(Extracted data entries)
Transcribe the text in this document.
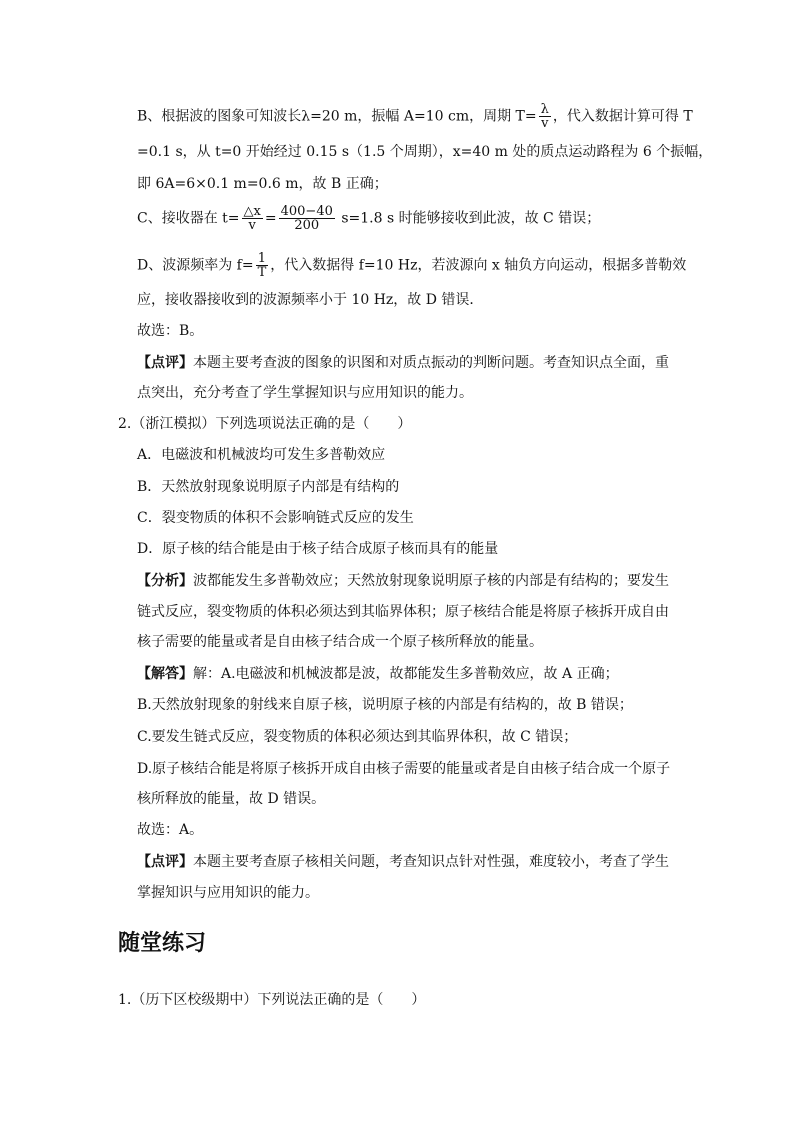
B、根据波的图象可知波长λ=20 m，振幅 A=10 cm，周期 $T= \frac{\lambda}{v}$ ，代入数据计算可得 T
=0.1 s，从 t=0 开始经过 0.15 s（1.5 个周期），x=40 m 处的质点运动路程为 6 个振幅，
即 6A=6×0.1 m=0.6 m，故 B 正确；
C、接收器在 $t= \frac{\triangle x}{v} = \frac{400-40}{200} s=1.8$ s 时能够接收到此波，故 C 错误；
D、波源频率为 $f= \frac{1}{T}$ ，代入数据得 f=10 Hz，若波源向 x 轴负方向运动，根据多普勒效
应，接收器接收到的波源频率小于 10 Hz，故 D 错误．
故选：B。
【点评】本题主要考查波的图象的识图和对质点振动的判断问题。考查知识点全面，重
点突出，充分考查了学生掌握知识与应用知识的能力。
2.（浙江模拟）下列选项说法正确的是（　　）
A．电磁波和机械波均可发生多普勒效应
B．天然放射现象说明原子内部是有结构的
C．裂变物质的体积不会影响链式反应的发生
D．原子核的结合能是由于核子结合成原子核而具有的能量
【分析】波都能发生多普勒效应；天然放射现象说明原子核的内部是有结构的；要发生
链式反应，裂变物质的体积必须达到其临界体积；原子核结合能是将原子核拆开成自由
核子需要的能量或者是自由核子结合成一个原子核所释放的能量。
【解答】解：A.电磁波和机械波都是波，故都能发生多普勒效应，故 A 正确；
B.天然放射现象的射线来自原子核，说明原子核的内部是有结构的，故 B 错误；
C.要发生链式反应，裂变物质的体积必须达到其临界体积，故 C 错误；
D.原子核结合能是将原子核拆开成自由核子需要的能量或者是自由核子结合成一个原子
核所释放的能量，故 D 错误。
故选：A。
【点评】本题主要考查原子核相关问题，考查知识点针对性强，难度较小，考查了学生
掌握知识与应用知识的能力。
随堂练习
1.（历下区校级期中）下列说法正确的是（　　）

■ **Set task**:
All entries must be written out again exactly as given, with no pictures in the copy.

■ **Reply**:
Transcribe the text in this document.
B、根据波的图象可知波长λ=20 m，振幅 A=10 cm，周期 $T= \frac{\lambda}{v}$ ，代入数据计算可得 T
=0.1 s，从 t=0 开始经过 0.15 s（1.5 个周期），x=40 m 处的质点运动路程为 6 个振幅，
即 6A=6×0.1 m=0.6 m，故 B 正确；
C、接收器在 $t= \frac{\triangle x}{v} = \frac{400-40}{200} s=1.8$ s 时能够接收到此波，故 C 错误；
D、波源频率为 $f= \frac{1}{T}$ ，代入数据得 f=10 Hz，若波源向 x 轴负方向运动，根据多普勒效
应，接收器接收到的波源频率小于 10 Hz，故 D 错误．
故选：B。
【点评】本题主要考查波的图象的识图和对质点振动的判断问题。考查知识点全面，重
点突出，充分考查了学生掌握知识与应用知识的能力。
2.（浙江模拟）下列选项说法正确的是（　　）
A．电磁波和机械波均可发生多普勒效应
B．天然放射现象说明原子内部是有结构的
C．裂变物质的体积不会影响链式反应的发生
D．原子核的结合能是由于核子结合成原子核而具有的能量
【分析】波都能发生多普勒效应；天然放射现象说明原子核的内部是有结构的；要发生
链式反应，裂变物质的体积必须达到其临界体积；原子核结合能是将原子核拆开成自由
核子需要的能量或者是自由核子结合成一个原子核所释放的能量。
【解答】解：A.电磁波和机械波都是波，故都能发生多普勒效应，故 A 正确；
B.天然放射现象的射线来自原子核，说明原子核的内部是有结构的，故 B 错误；
C.要发生链式反应，裂变物质的体积必须达到其临界体积，故 C 错误；
D.原子核结合能是将原子核拆开成自由核子需要的能量或者是自由核子结合成一个原子
核所释放的能量，故 D 错误。
故选：A。
【点评】本题主要考查原子核相关问题，考查知识点针对性强，难度较小，考查了学生
掌握知识与应用知识的能力。
随堂练习
1.（历下区校级期中）下列说法正确的是（　　）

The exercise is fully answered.